Goal
Beginning with the line that holds "Give me a plain-text", set down each line of the data below through the very last, exactly as given, and nothing beyond that.

Task material
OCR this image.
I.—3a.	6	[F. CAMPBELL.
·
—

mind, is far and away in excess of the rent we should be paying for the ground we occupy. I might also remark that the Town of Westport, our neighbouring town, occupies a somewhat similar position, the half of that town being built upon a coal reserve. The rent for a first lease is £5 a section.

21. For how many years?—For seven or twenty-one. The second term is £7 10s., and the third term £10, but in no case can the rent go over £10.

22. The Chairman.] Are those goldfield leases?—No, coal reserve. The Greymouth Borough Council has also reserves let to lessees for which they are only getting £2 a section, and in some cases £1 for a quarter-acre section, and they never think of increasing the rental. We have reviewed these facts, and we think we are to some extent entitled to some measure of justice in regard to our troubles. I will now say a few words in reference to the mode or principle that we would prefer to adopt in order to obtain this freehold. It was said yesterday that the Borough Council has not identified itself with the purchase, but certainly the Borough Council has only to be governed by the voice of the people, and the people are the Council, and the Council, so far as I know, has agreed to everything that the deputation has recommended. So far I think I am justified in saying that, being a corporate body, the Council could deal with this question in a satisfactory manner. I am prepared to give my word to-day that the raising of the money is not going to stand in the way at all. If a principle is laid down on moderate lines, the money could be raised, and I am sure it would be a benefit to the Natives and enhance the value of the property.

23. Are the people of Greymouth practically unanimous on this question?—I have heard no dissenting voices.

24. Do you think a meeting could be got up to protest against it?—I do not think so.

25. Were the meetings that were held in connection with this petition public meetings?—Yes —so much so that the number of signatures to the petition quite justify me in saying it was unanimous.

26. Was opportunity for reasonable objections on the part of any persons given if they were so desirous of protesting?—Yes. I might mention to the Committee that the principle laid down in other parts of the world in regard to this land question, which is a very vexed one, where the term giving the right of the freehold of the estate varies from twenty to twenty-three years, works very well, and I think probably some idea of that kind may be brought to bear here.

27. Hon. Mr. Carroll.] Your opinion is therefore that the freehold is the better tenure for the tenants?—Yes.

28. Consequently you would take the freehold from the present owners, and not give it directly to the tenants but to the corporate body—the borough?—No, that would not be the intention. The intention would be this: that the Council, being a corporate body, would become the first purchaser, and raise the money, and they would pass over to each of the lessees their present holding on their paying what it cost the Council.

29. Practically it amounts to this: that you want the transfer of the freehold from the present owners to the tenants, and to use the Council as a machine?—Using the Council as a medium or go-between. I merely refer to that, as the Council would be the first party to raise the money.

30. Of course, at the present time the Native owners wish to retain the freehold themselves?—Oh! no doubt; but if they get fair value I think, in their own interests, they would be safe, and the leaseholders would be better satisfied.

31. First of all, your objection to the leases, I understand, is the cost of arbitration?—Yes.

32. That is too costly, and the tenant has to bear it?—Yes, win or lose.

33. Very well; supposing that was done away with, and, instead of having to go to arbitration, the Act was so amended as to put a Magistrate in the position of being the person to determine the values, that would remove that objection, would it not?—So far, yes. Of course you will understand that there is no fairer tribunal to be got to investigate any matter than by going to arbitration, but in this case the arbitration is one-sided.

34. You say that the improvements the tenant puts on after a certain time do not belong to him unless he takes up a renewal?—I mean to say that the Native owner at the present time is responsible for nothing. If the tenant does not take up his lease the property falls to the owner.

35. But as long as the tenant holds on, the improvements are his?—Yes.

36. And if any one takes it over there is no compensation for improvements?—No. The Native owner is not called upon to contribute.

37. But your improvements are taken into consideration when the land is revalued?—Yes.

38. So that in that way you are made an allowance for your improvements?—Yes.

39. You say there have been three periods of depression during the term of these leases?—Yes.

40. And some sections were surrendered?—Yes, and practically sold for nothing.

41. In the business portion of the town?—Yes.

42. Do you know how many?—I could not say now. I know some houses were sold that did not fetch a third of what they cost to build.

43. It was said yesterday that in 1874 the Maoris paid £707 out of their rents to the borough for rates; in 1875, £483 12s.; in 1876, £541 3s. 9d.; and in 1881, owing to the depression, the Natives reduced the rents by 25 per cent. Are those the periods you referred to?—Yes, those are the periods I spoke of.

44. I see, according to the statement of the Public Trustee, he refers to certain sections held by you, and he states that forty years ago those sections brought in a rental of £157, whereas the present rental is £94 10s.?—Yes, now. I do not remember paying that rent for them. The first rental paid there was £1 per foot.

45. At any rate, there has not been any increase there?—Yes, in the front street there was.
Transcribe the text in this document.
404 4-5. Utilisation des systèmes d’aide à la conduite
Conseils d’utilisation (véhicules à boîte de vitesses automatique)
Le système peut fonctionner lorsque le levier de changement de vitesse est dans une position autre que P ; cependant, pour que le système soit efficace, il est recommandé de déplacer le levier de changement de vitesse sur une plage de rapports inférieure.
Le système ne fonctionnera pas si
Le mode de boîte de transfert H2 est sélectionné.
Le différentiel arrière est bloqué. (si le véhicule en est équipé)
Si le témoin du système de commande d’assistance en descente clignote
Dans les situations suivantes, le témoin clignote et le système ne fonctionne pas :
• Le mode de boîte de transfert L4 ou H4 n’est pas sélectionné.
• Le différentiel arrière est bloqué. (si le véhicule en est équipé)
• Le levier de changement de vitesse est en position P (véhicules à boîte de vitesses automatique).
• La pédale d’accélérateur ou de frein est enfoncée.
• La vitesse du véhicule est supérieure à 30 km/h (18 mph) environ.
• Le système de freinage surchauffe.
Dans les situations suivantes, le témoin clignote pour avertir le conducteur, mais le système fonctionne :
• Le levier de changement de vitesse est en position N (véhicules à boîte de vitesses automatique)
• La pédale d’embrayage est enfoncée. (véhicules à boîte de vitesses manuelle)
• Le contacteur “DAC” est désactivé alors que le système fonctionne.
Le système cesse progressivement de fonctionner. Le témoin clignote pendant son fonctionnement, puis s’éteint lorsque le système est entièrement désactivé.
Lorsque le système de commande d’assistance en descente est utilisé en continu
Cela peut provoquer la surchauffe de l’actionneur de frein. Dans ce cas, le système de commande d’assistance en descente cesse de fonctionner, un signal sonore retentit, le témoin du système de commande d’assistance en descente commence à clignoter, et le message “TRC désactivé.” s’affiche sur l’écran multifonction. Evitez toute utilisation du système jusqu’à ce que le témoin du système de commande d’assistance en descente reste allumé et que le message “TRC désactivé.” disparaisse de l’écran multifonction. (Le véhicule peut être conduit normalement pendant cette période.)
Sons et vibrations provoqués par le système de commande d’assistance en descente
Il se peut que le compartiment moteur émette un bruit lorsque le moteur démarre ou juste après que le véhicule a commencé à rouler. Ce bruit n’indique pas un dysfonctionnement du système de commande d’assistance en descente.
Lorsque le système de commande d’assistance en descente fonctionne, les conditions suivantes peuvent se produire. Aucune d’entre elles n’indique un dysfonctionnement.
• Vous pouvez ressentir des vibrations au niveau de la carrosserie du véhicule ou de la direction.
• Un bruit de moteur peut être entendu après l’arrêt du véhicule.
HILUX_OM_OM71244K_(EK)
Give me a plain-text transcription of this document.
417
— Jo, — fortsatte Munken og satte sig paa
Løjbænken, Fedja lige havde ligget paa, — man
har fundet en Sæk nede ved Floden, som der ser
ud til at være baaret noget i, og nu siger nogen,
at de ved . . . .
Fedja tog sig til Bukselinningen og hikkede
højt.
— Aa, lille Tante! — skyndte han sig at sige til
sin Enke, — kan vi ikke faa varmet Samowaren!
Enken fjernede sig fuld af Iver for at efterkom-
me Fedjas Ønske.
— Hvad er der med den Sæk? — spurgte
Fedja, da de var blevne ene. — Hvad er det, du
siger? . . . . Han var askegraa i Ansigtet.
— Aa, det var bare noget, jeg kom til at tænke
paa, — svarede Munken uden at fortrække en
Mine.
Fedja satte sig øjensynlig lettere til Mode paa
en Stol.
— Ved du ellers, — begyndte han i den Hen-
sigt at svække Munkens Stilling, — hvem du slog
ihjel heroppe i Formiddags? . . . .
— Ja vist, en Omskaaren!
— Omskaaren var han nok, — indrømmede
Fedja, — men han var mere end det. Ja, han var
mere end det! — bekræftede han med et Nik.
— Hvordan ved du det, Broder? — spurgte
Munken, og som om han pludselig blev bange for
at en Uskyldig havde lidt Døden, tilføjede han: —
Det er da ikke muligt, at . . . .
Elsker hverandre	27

The solution
Give me a plain-text transcription of this document.
417
— Jo, — fortsatte Munken og satte sig paa
Løjbænken, Fedja lige havde ligget paa, — man
har fundet en Sæk nede ved Floden, som der ser
ud til at være baaret noget i, og nu siger nogen,
at de ved . . . .
Fedja tog sig til Bukselinningen og hikkede
højt.
— Aa, lille Tante! — skyndte han sig at sige til
sin Enke, — kan vi ikke faa varmet Samowaren!
Enken fjernede sig fuld af Iver for at efterkom-
me Fedjas Ønske.
— Hvad er der med den Sæk? — spurgte
Fedja, da de var blevne ene. — Hvad er det, du
siger? . . . . Han var askegraa i Ansigtet.
— Aa, det var bare noget, jeg kom til at tænke
paa, — svarede Munken uden at fortrække en
Mine.
Fedja satte sig øjensynlig lettere til Mode paa
en Stol.
— Ved du ellers, — begyndte han i den Hen-
sigt at svække Munkens Stilling, — hvem du slog
ihjel heroppe i Formiddags? . . . .
— Ja vist, en Omskaaren!
— Omskaaren var han nok, — indrømmede
Fedja, — men han var mere end det. Ja, han var
mere end det! — bekræftede han med et Nik.
— Hvordan ved du det, Broder? — spurgte
Munken, og som om han pludselig blev bange for
at en Uskyldig havde lidt Døden, tilføjede han: —
Det er da ikke muligt, at . . . .
Elsker hverandre	27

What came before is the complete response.